→ **Information supplied**:
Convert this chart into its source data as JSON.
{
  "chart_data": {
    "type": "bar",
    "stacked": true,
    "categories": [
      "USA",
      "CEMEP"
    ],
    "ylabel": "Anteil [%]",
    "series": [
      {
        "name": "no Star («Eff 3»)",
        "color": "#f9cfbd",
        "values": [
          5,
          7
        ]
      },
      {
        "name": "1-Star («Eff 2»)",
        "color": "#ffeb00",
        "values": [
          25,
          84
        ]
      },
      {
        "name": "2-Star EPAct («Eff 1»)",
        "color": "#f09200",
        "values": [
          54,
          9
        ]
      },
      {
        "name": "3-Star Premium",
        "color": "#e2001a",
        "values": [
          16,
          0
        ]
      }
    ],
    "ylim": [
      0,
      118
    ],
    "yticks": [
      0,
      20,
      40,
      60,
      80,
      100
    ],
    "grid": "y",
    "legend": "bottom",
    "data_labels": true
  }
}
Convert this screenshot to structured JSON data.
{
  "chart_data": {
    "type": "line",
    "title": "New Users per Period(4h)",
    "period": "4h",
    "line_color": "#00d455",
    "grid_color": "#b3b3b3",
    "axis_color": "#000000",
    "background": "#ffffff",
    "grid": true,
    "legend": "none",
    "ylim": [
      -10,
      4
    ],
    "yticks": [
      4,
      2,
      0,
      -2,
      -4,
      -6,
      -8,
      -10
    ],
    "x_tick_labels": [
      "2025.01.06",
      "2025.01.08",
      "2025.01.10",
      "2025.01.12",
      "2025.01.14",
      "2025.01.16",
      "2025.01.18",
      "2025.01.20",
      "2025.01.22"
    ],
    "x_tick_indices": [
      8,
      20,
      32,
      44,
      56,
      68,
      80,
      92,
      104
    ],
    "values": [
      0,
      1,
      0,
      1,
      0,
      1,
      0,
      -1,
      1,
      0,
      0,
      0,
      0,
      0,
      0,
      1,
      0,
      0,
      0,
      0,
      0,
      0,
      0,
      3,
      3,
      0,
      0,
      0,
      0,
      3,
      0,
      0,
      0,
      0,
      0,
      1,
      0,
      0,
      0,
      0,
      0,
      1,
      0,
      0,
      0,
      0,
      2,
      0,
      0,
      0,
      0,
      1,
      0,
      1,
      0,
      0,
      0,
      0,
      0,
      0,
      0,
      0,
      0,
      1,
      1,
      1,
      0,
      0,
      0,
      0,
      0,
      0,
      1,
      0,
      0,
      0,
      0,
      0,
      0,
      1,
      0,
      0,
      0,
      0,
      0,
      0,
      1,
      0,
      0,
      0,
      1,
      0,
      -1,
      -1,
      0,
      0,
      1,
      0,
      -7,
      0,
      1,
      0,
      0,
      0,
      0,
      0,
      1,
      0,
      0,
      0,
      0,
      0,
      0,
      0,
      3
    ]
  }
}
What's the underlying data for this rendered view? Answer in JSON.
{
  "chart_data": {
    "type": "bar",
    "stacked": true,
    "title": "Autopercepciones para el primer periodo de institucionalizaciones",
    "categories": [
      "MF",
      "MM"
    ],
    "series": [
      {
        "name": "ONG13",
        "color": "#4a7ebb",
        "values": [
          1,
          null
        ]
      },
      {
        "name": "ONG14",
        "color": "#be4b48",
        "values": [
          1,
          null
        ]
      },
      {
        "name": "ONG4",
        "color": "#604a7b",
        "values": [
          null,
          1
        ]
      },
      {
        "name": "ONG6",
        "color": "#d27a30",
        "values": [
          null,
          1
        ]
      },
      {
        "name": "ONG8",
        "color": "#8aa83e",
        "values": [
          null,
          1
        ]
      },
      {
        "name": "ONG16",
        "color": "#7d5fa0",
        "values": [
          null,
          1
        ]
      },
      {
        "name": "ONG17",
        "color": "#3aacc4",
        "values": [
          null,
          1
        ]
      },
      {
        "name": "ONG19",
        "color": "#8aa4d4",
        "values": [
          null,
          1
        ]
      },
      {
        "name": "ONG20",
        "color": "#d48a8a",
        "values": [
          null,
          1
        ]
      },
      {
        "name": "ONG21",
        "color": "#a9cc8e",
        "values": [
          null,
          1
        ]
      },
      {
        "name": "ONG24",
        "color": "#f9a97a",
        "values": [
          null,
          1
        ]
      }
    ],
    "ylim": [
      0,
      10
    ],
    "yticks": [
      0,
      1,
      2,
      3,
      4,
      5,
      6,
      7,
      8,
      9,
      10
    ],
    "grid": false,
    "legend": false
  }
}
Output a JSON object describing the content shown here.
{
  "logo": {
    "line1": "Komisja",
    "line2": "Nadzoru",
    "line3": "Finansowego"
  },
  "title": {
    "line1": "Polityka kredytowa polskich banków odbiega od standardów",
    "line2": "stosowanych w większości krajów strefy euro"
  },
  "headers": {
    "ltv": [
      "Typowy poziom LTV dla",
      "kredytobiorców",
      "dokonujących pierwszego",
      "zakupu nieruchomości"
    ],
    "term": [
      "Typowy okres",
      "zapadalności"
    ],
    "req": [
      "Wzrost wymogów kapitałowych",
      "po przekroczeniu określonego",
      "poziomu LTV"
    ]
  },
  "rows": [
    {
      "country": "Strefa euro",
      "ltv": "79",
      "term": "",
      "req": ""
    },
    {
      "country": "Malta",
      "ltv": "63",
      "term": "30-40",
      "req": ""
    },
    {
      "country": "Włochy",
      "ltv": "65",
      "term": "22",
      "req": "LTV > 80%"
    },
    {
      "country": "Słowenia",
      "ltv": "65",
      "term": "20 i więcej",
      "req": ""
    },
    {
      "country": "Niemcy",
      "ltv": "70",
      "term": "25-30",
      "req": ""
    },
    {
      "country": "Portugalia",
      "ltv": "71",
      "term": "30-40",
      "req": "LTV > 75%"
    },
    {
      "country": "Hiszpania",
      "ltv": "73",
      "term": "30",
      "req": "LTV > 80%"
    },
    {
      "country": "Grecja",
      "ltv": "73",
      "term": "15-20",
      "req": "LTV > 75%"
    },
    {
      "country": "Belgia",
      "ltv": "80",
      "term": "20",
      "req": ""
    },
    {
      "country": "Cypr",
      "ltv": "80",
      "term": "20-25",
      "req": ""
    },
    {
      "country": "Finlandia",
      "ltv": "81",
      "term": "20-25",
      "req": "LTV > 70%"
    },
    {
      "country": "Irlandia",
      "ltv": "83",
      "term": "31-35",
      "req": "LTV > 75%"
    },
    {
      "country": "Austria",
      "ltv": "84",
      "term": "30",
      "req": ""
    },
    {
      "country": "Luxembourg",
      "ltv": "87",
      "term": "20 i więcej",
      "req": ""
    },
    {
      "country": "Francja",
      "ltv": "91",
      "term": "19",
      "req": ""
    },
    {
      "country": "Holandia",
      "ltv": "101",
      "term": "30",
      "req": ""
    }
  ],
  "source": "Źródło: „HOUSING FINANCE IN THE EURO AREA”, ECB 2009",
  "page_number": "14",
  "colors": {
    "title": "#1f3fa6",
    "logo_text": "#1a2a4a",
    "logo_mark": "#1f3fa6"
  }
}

→ **What you need to do**: Exactly reproduce the material above.

→ **Answer to the task**:
Convert this chart into its source data as JSON.
{
  "chart_data": {
    "type": "bar",
    "stacked": true,
    "categories": [
      "USA",
      "CEMEP"
    ],
    "ylabel": "Anteil [%]",
    "series": [
      {
        "name": "no Star («Eff 3»)",
        "color": "#f9cfbd",
        "values": [
          5,
          7
        ]
      },
      {
        "name": "1-Star («Eff 2»)",
        "color": "#ffeb00",
        "values": [
          25,
          84
        ]
      },
      {
        "name": "2-Star EPAct («Eff 1»)",
        "color": "#f09200",
        "values": [
          54,
          9
        ]
      },
      {
        "name": "3-Star Premium",
        "color": "#e2001a",
        "values": [
          16,
          0
        ]
      }
    ],
    "ylim": [
      0,
      118
    ],
    "yticks": [
      0,
      20,
      40,
      60,
      80,
      100
    ],
    "grid": "y",
    "legend": "bottom",
    "data_labels": true
  }
}
Convert this screenshot to structured JSON data.
{
  "chart_data": {
    "type": "line",
    "title": "New Users per Period(4h)",
    "period": "4h",
    "line_color": "#00d455",
    "grid_color": "#b3b3b3",
    "axis_color": "#000000",
    "background": "#ffffff",
    "grid": true,
    "legend": "none",
    "ylim": [
      -10,
      4
    ],
    "yticks": [
      4,
      2,
      0,
      -2,
      -4,
      -6,
      -8,
      -10
    ],
    "x_tick_labels": [
      "2025.01.06",
      "2025.01.08",
      "2025.01.10",
      "2025.01.12",
      "2025.01.14",
      "2025.01.16",
      "2025.01.18",
      "2025.01.20",
      "2025.01.22"
    ],
    "x_tick_indices": [
      8,
      20,
      32,
      44,
      56,
      68,
      80,
      92,
      104
    ],
    "values": [
      0,
      1,
      0,
      1,
      0,
      1,
      0,
      -1,
      1,
      0,
      0,
      0,
      0,
      0,
      0,
      1,
      0,
      0,
      0,
      0,
      0,
      0,
      0,
      3,
      3,
      0,
      0,
      0,
      0,
      3,
      0,
      0,
      0,
      0,
      0,
      1,
      0,
      0,
      0,
      0,
      0,
      1,
      0,
      0,
      0,
      0,
      2,
      0,
      0,
      0,
      0,
      1,
      0,
      1,
      0,
      0,
      0,
      0,
      0,
      0,
      0,
      0,
      0,
      1,
      1,
      1,
      0,
      0,
      0,
      0,
      0,
      0,
      1,
      0,
      0,
      0,
      0,
      0,
      0,
      1,
      0,
      0,
      0,
      0,
      0,
      0,
      1,
      0,
      0,
      0,
      1,
      0,
      -1,
      -1,
      0,
      0,
      1,
      0,
      -7,
      0,
      1,
      0,
      0,
      0,
      0,
      0,
      1,
      0,
      0,
      0,
      0,
      0,
      0,
      0,
      3
    ]
  }
}
What's the underlying data for this rendered view? Answer in JSON.
{
  "chart_data": {
    "type": "bar",
    "stacked": true,
    "title": "Autopercepciones para el primer periodo de institucionalizaciones",
    "categories": [
      "MF",
      "MM"
    ],
    "series": [
      {
        "name": "ONG13",
        "color": "#4a7ebb",
        "values": [
          1,
          null
        ]
      },
      {
        "name": "ONG14",
        "color": "#be4b48",
        "values": [
          1,
          null
        ]
      },
      {
        "name": "ONG4",
        "color": "#604a7b",
        "values": [
          null,
          1
        ]
      },
      {
        "name": "ONG6",
        "color": "#d27a30",
        "values": [
          null,
          1
        ]
      },
      {
        "name": "ONG8",
        "color": "#8aa83e",
        "values": [
          null,
          1
        ]
      },
      {
        "name": "ONG16",
        "color": "#7d5fa0",
        "values": [
          null,
          1
        ]
      },
      {
        "name": "ONG17",
        "color": "#3aacc4",
        "values": [
          null,
          1
        ]
      },
      {
        "name": "ONG19",
        "color": "#8aa4d4",
        "values": [
          null,
          1
        ]
      },
      {
        "name": "ONG20",
        "color": "#d48a8a",
        "values": [
          null,
          1
        ]
      },
      {
        "name": "ONG21",
        "color": "#a9cc8e",
        "values": [
          null,
          1
        ]
      },
      {
        "name": "ONG24",
        "color": "#f9a97a",
        "values": [
          null,
          1
        ]
      }
    ],
    "ylim": [
      0,
      10
    ],
    "yticks": [
      0,
      1,
      2,
      3,
      4,
      5,
      6,
      7,
      8,
      9,
      10
    ],
    "grid": false,
    "legend": false
  }
}
Output a JSON object describing the content shown here.
{
  "logo": {
    "line1": "Komisja",
    "line2": "Nadzoru",
    "line3": "Finansowego"
  },
  "title": {
    "line1": "Polityka kredytowa polskich banków odbiega od standardów",
    "line2": "stosowanych w większości krajów strefy euro"
  },
  "headers": {
    "ltv": [
      "Typowy poziom LTV dla",
      "kredytobiorców",
      "dokonujących pierwszego",
      "zakupu nieruchomości"
    ],
    "term": [
      "Typowy okres",
      "zapadalności"
    ],
    "req": [
      "Wzrost wymogów kapitałowych",
      "po przekroczeniu określonego",
      "poziomu LTV"
    ]
  },
  "rows": [
    {
      "country": "Strefa euro",
      "ltv": "79",
      "term": "",
      "req": ""
    },
    {
      "country": "Malta",
      "ltv": "63",
      "term": "30-40",
      "req": ""
    },
    {
      "country": "Włochy",
      "ltv": "65",
      "term": "22",
      "req": "LTV > 80%"
    },
    {
      "country": "Słowenia",
      "ltv": "65",
      "term": "20 i więcej",
      "req": ""
    },
    {
      "country": "Niemcy",
      "ltv": "70",
      "term": "25-30",
      "req": ""
    },
    {
      "country": "Portugalia",
      "ltv": "71",
      "term": "30-40",
      "req": "LTV > 75%"
    },
    {
      "country": "Hiszpania",
      "ltv": "73",
      "term": "30",
      "req": "LTV > 80%"
    },
    {
      "country": "Grecja",
      "ltv": "73",
      "term": "15-20",
      "req": "LTV > 75%"
    },
    {
      "country": "Belgia",
      "ltv": "80",
      "term": "20",
      "req": ""
    },
    {
      "country": "Cypr",
      "ltv": "80",
      "term": "20-25",
      "req": ""
    },
    {
      "country": "Finlandia",
      "ltv": "81",
      "term": "20-25",
      "req": "LTV > 70%"
    },
    {
      "country": "Irlandia",
      "ltv": "83",
      "term": "31-35",
      "req": "LTV > 75%"
    },
    {
      "country": "Austria",
      "ltv": "84",
      "term": "30",
      "req": ""
    },
    {
      "country": "Luxembourg",
      "ltv": "87",
      "term": "20 i więcej",
      "req": ""
    },
    {
      "country": "Francja",
      "ltv": "91",
      "term": "19",
      "req": ""
    },
    {
      "country": "Holandia",
      "ltv": "101",
      "term": "30",
      "req": ""
    }
  ],
  "source": "Źródło: „HOUSING FINANCE IN THE EURO AREA”, ECB 2009",
  "page_number": "14",
  "colors": {
    "title": "#1f3fa6",
    "logo_text": "#1a2a4a",
    "logo_mark": "#1f3fa6"
  }
}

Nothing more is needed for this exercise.